= Your task =
Write out each line exactly as it stands, please.

═════ Material for the task

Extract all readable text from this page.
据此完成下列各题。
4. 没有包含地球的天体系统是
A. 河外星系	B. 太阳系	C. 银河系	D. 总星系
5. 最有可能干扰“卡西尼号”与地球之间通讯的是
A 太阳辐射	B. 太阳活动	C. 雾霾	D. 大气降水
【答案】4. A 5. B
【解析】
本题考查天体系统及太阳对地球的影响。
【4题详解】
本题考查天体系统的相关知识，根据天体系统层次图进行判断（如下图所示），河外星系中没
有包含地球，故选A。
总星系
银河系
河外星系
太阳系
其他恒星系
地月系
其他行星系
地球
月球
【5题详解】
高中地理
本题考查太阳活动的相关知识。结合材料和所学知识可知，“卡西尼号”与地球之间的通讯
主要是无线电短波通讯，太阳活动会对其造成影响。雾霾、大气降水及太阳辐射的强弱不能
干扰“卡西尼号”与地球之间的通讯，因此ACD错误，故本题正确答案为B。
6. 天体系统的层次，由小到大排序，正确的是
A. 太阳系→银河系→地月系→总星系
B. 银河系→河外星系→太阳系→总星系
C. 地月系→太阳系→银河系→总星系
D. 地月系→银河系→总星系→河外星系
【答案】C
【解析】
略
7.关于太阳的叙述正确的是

══════════

= Solution for this exercise =
Extract all readable text from this page.
据此完成下列各题。
4. 没有包含地球的天体系统是
A. 河外星系	B. 太阳系	C. 银河系	D. 总星系
5. 最有可能干扰“卡西尼号”与地球之间通讯的是
A 太阳辐射	B. 太阳活动	C. 雾霾	D. 大气降水
【答案】4. A 5. B
【解析】
本题考查天体系统及太阳对地球的影响。
【4题详解】
本题考查天体系统的相关知识，根据天体系统层次图进行判断（如下图所示），河外星系中没
有包含地球，故选A。
总星系
银河系
河外星系
太阳系
其他恒星系
地月系
其他行星系
地球
月球
【5题详解】
高中地理
本题考查太阳活动的相关知识。结合材料和所学知识可知，“卡西尼号”与地球之间的通讯
主要是无线电短波通讯，太阳活动会对其造成影响。雾霾、大气降水及太阳辐射的强弱不能
干扰“卡西尼号”与地球之间的通讯，因此ACD错误，故本题正确答案为B。
6. 天体系统的层次，由小到大排序，正确的是
A. 太阳系→银河系→地月系→总星系
B. 银河系→河外星系→太阳系→总星系
C. 地月系→太阳系→银河系→总星系
D. 地月系→银河系→总星系→河外星系
【答案】C
【解析】
略
7.关于太阳的叙述正确的是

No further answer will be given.